Retype the lines of the listing from its start through the line containing "The secondary optical", including both ends, and leave out the pictures.

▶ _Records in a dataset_
##############################

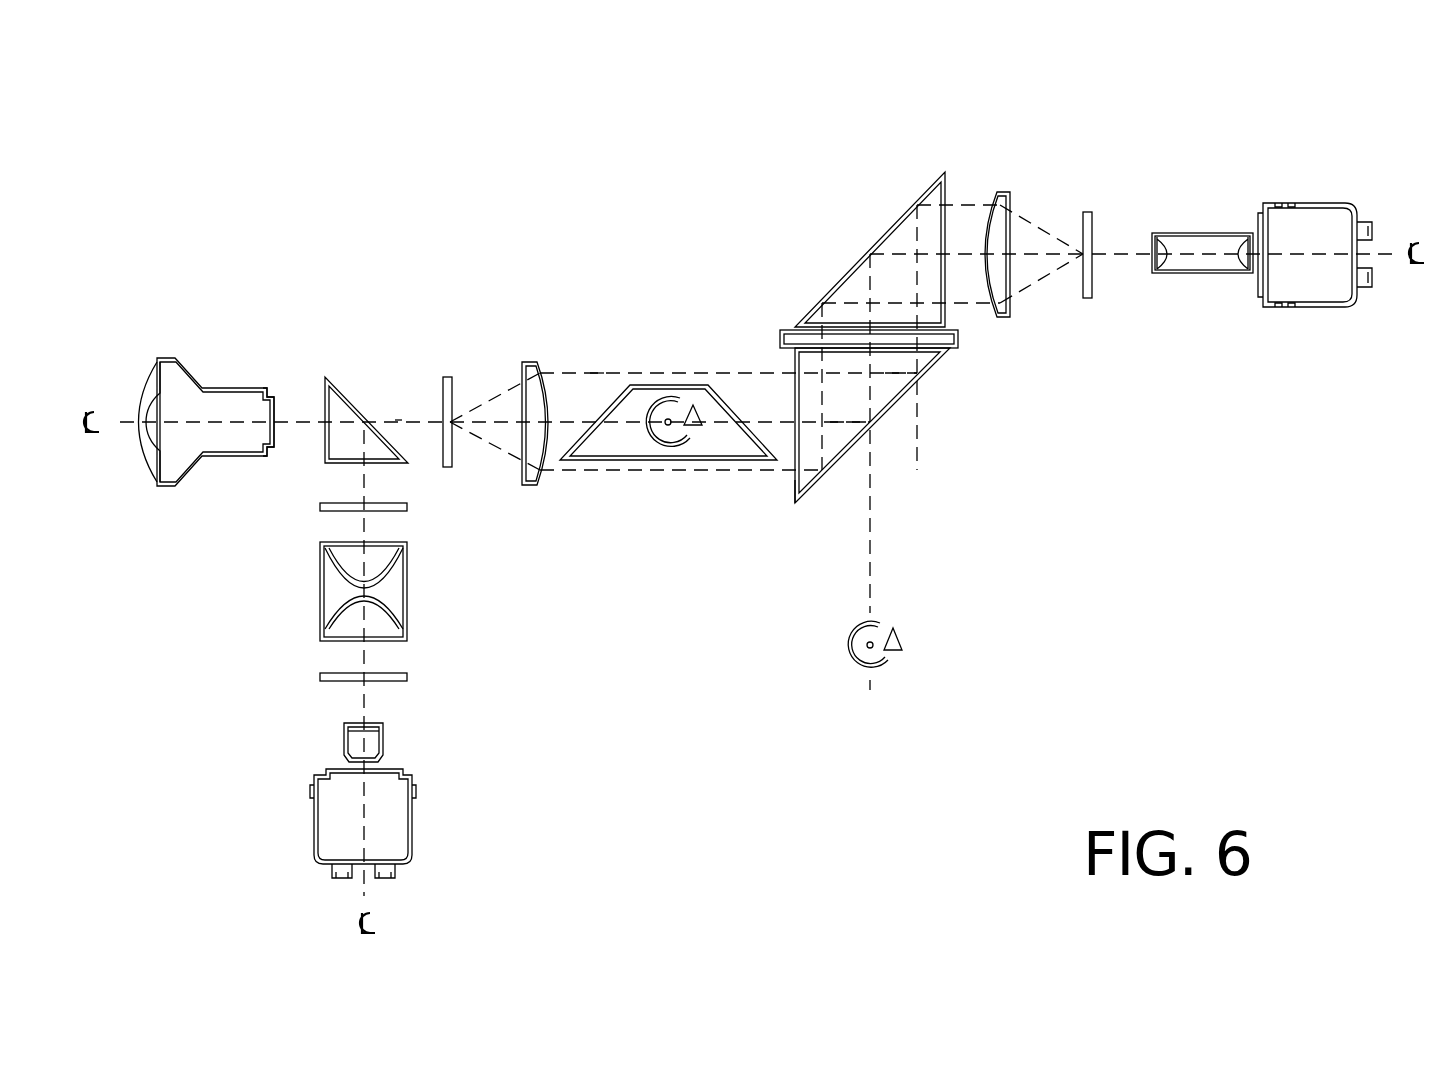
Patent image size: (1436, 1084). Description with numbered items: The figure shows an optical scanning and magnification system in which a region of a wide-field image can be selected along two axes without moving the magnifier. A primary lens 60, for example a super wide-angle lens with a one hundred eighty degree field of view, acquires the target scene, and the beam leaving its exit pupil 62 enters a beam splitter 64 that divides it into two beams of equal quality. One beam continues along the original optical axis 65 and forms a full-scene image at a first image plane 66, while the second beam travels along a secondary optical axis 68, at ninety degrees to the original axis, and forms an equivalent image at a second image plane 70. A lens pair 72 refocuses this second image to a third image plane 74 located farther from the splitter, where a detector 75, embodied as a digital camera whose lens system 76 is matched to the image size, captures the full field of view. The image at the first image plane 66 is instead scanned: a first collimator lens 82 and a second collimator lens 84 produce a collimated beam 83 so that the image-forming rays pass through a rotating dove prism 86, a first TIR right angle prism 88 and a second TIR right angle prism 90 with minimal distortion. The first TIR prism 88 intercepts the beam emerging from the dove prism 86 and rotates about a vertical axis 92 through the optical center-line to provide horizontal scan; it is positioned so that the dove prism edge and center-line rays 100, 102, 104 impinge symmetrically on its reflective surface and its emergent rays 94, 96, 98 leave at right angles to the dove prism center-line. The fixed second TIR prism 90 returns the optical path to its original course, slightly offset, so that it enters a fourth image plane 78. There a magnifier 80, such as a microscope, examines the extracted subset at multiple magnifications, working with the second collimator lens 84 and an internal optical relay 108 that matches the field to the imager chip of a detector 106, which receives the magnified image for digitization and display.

The primary lens 60 is at (158, 357).
The exit pupil 62 is at (276, 408).
The beam splitter 64 is at (340, 391).
The original optical axis 65 is at (398, 420).
The first image plane 66 is at (443, 397).
The secondary optical axis 68 is at (363, 490).
The second image plane 70 is at (345, 513).
The lens pair 72 is at (407, 590).
The third image plane 74 is at (337, 682).
The detector 75 is at (314, 838).
The lens system 76 is at (341, 742).
The fourth image plane 78 is at (1092, 220).
The magnifier 80 is at (1175, 233).
The first collimator lens 82 is at (527, 362).
The collimated beam 83 is at (600, 373).
The second collimator lens 84 is at (1013, 203).
The dove prism 86 is at (705, 460).
The first TIR right angle prism 88 is at (933, 363).
The second TIR right angle prism 90 is at (922, 197).
The vertical axis 92 is at (870, 690).
The emergent optical ray 94 is at (795, 327).
The emergent optical ray 96 is at (866, 280).
The emergent optical ray 98 is at (902, 240).
The dove prism ray bundle edge ray 100 is at (798, 487).
The dove prism center-line ray 102 is at (842, 425).
The dove prism ray bundle edge ray 104 is at (893, 375).
The detector 106 is at (1320, 203).
The internal optical relay 108 is at (1240, 237).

##############################

▶ _Correct response_
Patent image size: (1436, 1084). Description with numbered items: The figure shows an optical scanning and magnification system in which a region of a wide-field image can be selected along two axes without moving the magnifier. A primary lens 60, for example a super wide-angle lens with a one hundred eighty degree field of view, acquires the target scene, and the beam leaving its exit pupil 62 enters a beam splitter 64 that divides it into two beams of equal quality. One beam continues along the original optical axis 65 and forms a full-scene image at a first image plane 66, while the second beam travels along a secondary optical axis 68, at ninety degrees to the original axis, and forms an equivalent image at a second image plane 70. A lens pair 72 refocuses this second image to a third image plane 74 located farther from the splitter, where a detector 75, embodied as a digital camera whose lens system 76 is matched to the image size, captures the full field of view. The image at the first image plane 66 is instead scanned: a first collimator lens 82 and a second collimator lens 84 produce a collimated beam 83 so that the image-forming rays pass through a rotating dove prism 86, a first TIR right angle prism 88 and a second TIR right angle prism 90 with minimal distortion. The first TIR prism 88 intercepts the beam emerging from the dove prism 86 and rotates about a vertical axis 92 through the optical center-line to provide horizontal scan; it is positioned so that the dove prism edge and center-line rays 100, 102, 104 impinge symmetrically on its reflective surface and its emergent rays 94, 96, 98 leave at right angles to the dove prism center-line. The fixed second TIR prism 90 returns the optical path to its original course, slightly offset, so that it enters a fourth image plane 78. There a magnifier 80, such as a microscope, examines the extracted subset at multiple magnifications, working with the second collimator lens 84 and an internal optical relay 108 that matches the field to the imager chip of a detector 106, which receives the magnified image for digitization and display.

The primary lens 60 is at (158, 357).
The exit pupil 62 is at (276, 408).
The beam splitter 64 is at (340, 391).
The original optical axis 65 is at (398, 420).
The first image plane 66 is at (443, 397).
The secondary optical axis 68 is at (363, 490).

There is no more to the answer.